— START GIVEN RECORDS —
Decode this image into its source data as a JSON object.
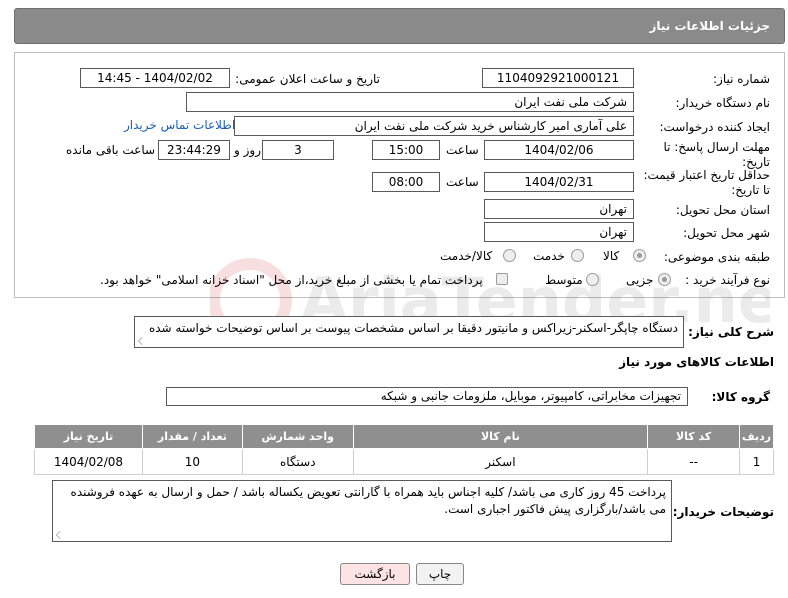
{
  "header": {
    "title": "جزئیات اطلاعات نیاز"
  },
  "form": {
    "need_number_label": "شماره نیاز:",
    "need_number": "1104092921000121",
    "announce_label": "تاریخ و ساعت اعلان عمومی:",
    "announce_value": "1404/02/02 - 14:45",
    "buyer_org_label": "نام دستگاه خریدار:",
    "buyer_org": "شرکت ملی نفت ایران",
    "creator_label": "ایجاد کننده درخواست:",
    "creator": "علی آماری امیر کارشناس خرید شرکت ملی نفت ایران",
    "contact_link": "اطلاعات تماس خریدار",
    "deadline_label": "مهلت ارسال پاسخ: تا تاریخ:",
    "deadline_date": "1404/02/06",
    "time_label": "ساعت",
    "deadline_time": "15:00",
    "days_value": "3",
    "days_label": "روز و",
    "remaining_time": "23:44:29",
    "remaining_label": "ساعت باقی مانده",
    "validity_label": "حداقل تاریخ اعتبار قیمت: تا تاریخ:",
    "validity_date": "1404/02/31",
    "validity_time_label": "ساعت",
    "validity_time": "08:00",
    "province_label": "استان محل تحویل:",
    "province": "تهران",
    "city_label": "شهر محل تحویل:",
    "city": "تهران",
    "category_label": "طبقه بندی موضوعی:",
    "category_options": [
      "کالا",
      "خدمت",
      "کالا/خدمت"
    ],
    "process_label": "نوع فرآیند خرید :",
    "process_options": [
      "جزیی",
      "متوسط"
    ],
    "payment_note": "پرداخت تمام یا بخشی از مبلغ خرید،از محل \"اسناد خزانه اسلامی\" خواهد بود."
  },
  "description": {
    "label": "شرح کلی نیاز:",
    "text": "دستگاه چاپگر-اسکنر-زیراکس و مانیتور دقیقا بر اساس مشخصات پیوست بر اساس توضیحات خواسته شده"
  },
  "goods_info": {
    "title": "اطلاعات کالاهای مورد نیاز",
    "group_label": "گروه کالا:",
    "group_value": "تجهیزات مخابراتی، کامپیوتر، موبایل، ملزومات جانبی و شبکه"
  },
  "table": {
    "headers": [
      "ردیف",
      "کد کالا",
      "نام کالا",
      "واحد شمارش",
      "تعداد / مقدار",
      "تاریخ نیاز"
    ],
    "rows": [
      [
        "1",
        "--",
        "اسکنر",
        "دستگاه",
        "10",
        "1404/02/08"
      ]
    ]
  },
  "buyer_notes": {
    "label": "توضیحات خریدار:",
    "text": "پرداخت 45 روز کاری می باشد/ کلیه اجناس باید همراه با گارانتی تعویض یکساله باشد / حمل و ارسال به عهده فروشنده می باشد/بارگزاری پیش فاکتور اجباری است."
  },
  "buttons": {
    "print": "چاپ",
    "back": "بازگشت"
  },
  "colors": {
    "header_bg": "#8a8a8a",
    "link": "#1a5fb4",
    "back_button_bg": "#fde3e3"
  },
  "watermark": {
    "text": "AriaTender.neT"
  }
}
— END GIVEN RECORDS —
TASK TO COMPLETE - Copy out every line from the records that has the word "ایران".

FINAL ANSWER -
    "buyer_org": "شرکت ملی نفت ایران",
    "creator": "علی آماری امیر کارشناس خرید شرکت ملی نفت ایران",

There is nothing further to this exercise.